== Task requirements ==
Find each line with the string "Central" and copy it.

== Supplied data ==
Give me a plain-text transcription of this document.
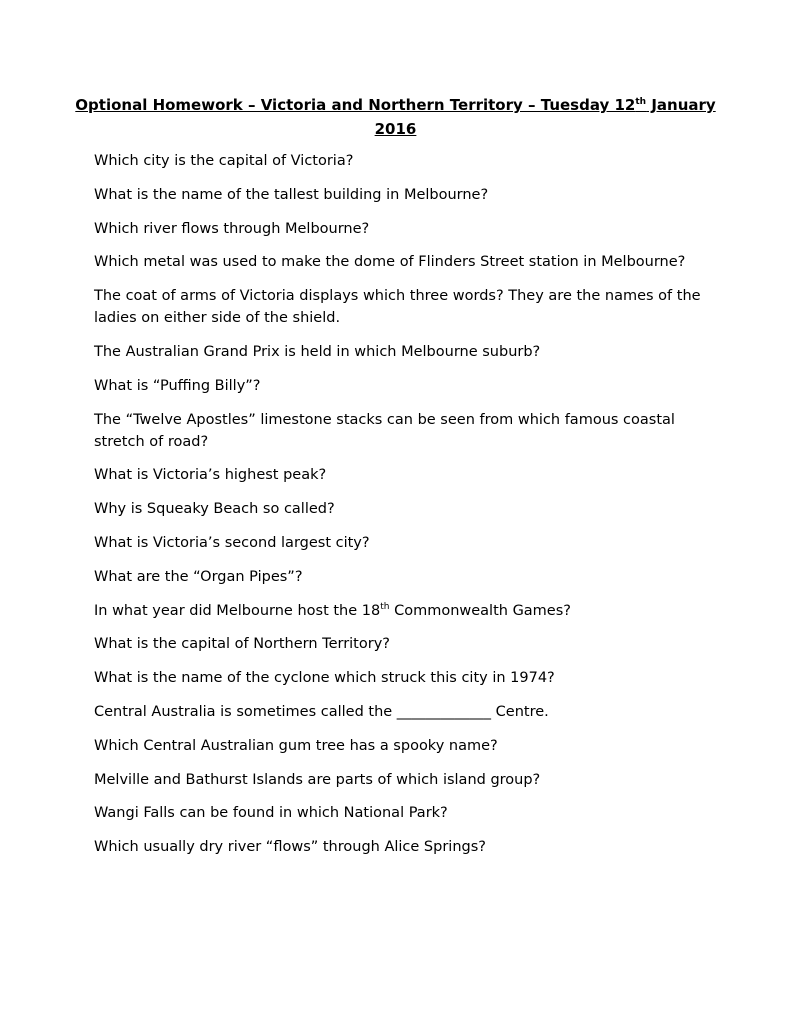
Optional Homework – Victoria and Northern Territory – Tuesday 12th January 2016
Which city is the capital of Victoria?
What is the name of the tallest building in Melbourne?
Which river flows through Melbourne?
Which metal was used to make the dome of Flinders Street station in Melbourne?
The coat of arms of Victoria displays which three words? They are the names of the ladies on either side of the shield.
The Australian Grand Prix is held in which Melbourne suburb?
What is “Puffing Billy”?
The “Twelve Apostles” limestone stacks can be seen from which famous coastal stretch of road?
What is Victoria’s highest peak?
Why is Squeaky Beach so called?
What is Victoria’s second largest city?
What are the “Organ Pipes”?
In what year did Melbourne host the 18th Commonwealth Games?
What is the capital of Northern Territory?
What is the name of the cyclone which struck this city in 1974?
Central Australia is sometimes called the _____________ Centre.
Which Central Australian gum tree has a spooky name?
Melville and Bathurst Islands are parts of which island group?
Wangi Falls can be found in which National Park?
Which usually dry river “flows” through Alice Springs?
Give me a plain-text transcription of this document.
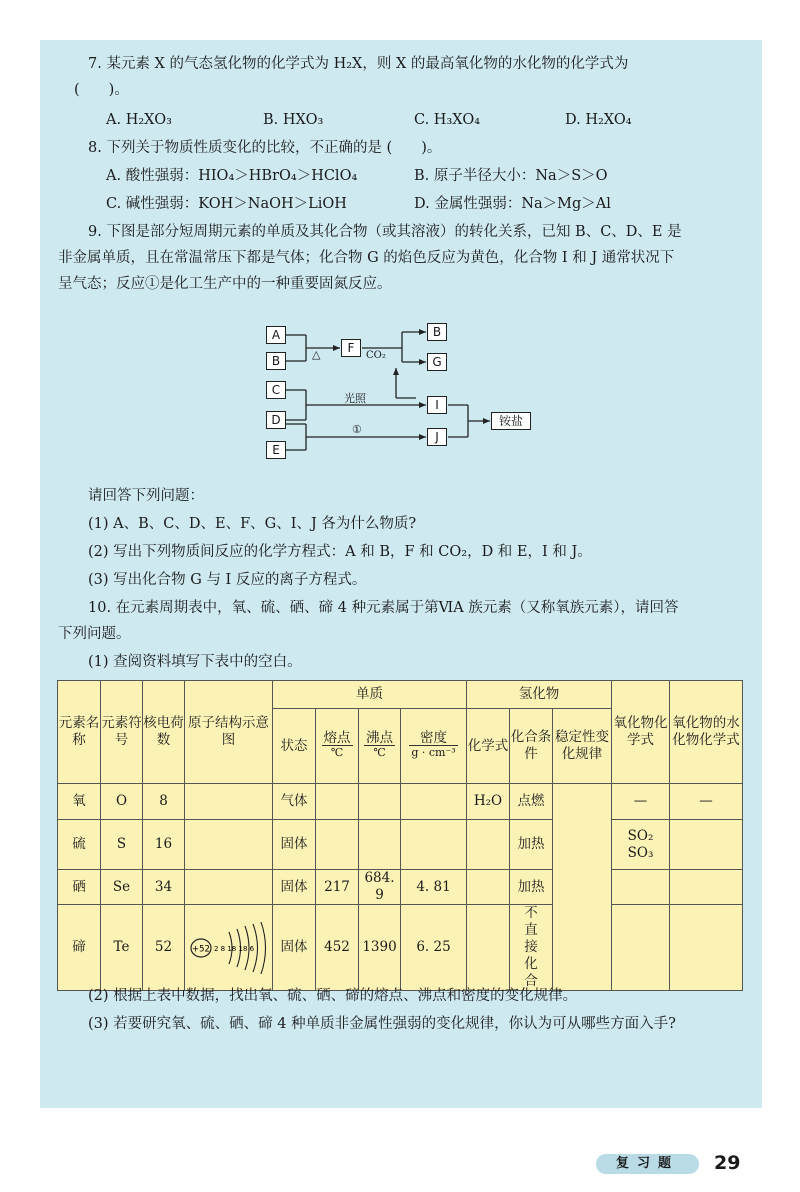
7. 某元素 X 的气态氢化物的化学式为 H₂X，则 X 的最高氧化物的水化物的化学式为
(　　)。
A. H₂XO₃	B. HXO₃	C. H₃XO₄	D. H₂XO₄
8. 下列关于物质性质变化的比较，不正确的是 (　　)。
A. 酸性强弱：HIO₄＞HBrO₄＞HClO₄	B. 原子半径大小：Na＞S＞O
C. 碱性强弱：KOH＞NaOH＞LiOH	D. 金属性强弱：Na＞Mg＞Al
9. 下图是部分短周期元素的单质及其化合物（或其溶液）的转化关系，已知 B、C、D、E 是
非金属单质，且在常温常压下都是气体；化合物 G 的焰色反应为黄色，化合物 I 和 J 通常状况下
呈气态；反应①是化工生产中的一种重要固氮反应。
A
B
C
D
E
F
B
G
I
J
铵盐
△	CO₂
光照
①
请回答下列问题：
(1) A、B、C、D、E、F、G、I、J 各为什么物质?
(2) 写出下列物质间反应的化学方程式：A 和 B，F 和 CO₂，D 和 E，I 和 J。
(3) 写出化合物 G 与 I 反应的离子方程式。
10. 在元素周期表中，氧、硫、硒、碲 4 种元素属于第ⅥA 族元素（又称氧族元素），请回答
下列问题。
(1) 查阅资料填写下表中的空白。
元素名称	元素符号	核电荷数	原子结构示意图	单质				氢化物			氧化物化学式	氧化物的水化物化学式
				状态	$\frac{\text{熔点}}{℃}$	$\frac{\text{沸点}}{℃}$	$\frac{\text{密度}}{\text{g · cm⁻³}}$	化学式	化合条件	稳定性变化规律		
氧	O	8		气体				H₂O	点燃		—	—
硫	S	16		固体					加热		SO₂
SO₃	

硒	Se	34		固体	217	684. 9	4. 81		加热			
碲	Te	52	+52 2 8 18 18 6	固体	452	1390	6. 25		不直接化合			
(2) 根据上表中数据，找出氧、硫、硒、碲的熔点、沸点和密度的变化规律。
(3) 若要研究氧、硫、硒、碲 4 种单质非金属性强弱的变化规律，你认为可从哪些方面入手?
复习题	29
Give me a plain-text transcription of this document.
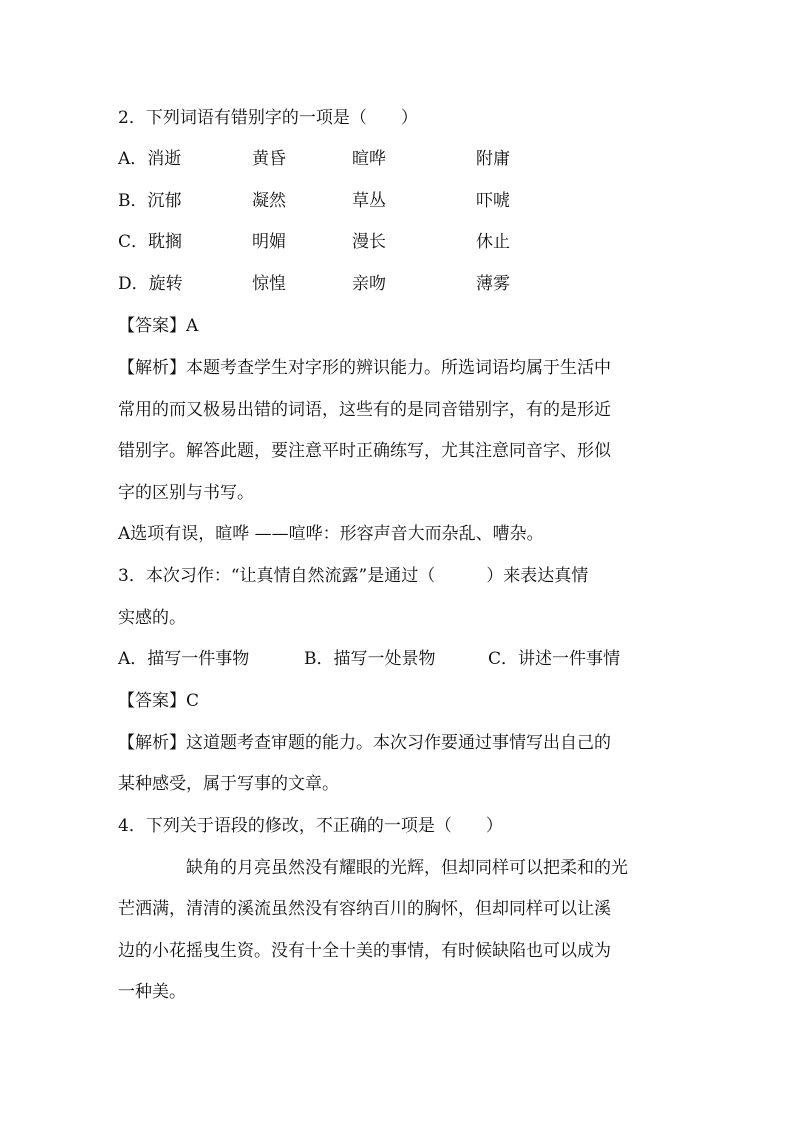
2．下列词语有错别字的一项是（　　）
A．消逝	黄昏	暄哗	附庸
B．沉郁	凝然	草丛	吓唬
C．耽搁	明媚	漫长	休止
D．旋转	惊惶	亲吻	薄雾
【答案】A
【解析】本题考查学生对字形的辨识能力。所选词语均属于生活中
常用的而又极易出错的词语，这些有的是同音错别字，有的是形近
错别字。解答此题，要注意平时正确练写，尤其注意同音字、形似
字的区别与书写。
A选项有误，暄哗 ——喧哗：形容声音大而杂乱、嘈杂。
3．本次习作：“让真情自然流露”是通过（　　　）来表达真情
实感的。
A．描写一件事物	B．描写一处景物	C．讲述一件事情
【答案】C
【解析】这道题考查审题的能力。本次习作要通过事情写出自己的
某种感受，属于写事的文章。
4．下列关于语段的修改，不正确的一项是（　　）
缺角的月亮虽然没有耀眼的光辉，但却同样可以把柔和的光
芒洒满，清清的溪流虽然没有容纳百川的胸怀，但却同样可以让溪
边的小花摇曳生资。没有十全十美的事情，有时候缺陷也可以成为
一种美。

== Result for this exercise ==
Central Australia is sometimes called the _____________ Centre.
Which Central Australian gum tree has a spooky name?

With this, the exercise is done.